#### Dataset excerpt:
== == ==

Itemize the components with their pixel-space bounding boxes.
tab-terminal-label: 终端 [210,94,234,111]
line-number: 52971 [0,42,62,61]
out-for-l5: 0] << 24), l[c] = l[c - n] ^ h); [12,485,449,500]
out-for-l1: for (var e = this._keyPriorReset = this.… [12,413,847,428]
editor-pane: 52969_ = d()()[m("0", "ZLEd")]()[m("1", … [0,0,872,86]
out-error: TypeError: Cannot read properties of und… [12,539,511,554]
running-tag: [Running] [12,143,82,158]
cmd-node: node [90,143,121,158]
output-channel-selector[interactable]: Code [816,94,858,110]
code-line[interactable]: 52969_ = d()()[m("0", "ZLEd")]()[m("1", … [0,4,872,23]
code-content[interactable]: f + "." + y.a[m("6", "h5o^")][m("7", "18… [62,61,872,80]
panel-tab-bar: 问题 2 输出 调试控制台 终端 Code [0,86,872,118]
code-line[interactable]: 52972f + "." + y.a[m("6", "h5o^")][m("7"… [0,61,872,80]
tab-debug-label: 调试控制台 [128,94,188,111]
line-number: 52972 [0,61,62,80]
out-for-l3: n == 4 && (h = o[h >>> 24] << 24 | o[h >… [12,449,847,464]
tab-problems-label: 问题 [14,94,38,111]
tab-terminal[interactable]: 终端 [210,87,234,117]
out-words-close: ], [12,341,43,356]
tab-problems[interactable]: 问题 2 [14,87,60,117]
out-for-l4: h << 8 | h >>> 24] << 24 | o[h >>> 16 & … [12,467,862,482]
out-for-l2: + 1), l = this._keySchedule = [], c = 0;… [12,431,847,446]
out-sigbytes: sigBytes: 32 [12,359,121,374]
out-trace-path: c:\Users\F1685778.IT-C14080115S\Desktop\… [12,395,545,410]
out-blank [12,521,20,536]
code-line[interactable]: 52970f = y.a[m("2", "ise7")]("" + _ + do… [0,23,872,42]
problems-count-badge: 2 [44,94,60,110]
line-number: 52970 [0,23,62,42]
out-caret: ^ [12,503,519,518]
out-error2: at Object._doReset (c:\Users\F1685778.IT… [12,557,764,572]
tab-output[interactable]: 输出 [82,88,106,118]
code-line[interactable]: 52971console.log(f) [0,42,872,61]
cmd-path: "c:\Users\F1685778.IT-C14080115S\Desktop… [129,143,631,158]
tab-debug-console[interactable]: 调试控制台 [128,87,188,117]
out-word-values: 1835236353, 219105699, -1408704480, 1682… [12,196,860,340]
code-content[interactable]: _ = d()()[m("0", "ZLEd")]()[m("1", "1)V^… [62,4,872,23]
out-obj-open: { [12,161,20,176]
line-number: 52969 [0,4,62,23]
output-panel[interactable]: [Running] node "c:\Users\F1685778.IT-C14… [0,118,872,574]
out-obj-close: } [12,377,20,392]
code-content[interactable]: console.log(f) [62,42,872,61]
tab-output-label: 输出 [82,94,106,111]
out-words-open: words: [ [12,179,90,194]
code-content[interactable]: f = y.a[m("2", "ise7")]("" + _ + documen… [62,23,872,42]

== == ==

Copy the entry above line for line, keeping every character unchanged.

#### CORRECT RESULT:
Itemize the components with their pixel-space bounding boxes.
tab-terminal-label: 终端 [210,94,234,111]
line-number: 52971 [0,42,62,61]
out-for-l5: 0] << 24), l[c] = l[c - n] ^ h); [12,485,449,500]
out-for-l1: for (var e = this._keyPriorReset = this.… [12,413,847,428]
editor-pane: 52969_ = d()()[m("0", "ZLEd")]()[m("1", … [0,0,872,86]
out-error: TypeError: Cannot read properties of und… [12,539,511,554]
running-tag: [Running] [12,143,82,158]
cmd-node: node [90,143,121,158]
output-channel-selector[interactable]: Code [816,94,858,110]
code-line[interactable]: 52969_ = d()()[m("0", "ZLEd")]()[m("1", … [0,4,872,23]
code-content[interactable]: f + "." + y.a[m("6", "h5o^")][m("7", "18… [62,61,872,80]
panel-tab-bar: 问题 2 输出 调试控制台 终端 Code [0,86,872,118]
code-line[interactable]: 52972f + "." + y.a[m("6", "h5o^")][m("7"… [0,61,872,80]
tab-debug-label: 调试控制台 [128,94,188,111]
line-number: 52972 [0,61,62,80]
out-for-l3: n == 4 && (h = o[h >>> 24] << 24 | o[h >… [12,449,847,464]
tab-problems-label: 问题 [14,94,38,111]
tab-terminal[interactable]: 终端 [210,87,234,117]
out-words-close: ], [12,341,43,356]
tab-problems[interactable]: 问题 2 [14,87,60,117]
out-for-l4: h << 8 | h >>> 24] << 24 | o[h >>> 16 & … [12,467,862,482]
out-for-l2: + 1), l = this._keySchedule = [], c = 0;… [12,431,847,446]
out-sigbytes: sigBytes: 32 [12,359,121,374]
out-trace-path: c:\Users\F1685778.IT-C14080115S\Desktop\… [12,395,545,410]
out-blank [12,521,20,536]
code-line[interactable]: 52970f = y.a[m("2", "ise7")]("" + _ + do… [0,23,872,42]
problems-count-badge: 2 [44,94,60,110]
line-number: 52970 [0,23,62,42]
out-caret: ^ [12,503,519,518]
out-error2: at Object._doReset (c:\Users\F1685778.IT… [12,557,764,572]
tab-output[interactable]: 输出 [82,88,106,118]
code-line[interactable]: 52971console.log(f) [0,42,872,61]
cmd-path: "c:\Users\F1685778.IT-C14080115S\Desktop… [129,143,631,158]
tab-debug-console[interactable]: 调试控制台 [128,87,188,117]
out-word-values: 1835236353, 219105699, -1408704480, 1682… [12,196,860,340]
code-content[interactable]: _ = d()()[m("0", "ZLEd")]()[m("1", "1)V^… [62,4,872,23]
out-obj-open: { [12,161,20,176]
line-number: 52969 [0,4,62,23]
output-panel[interactable]: [Running] node "c:\Users\F1685778.IT-C14… [0,118,872,574]
out-obj-close: } [12,377,20,392]
code-content[interactable]: console.log(f) [62,42,872,61]
tab-output-label: 输出 [82,94,106,111]
out-words-open: words: [ [12,179,90,194]
code-content[interactable]: f = y.a[m("2", "ise7")]("" + _ + documen… [62,23,872,42]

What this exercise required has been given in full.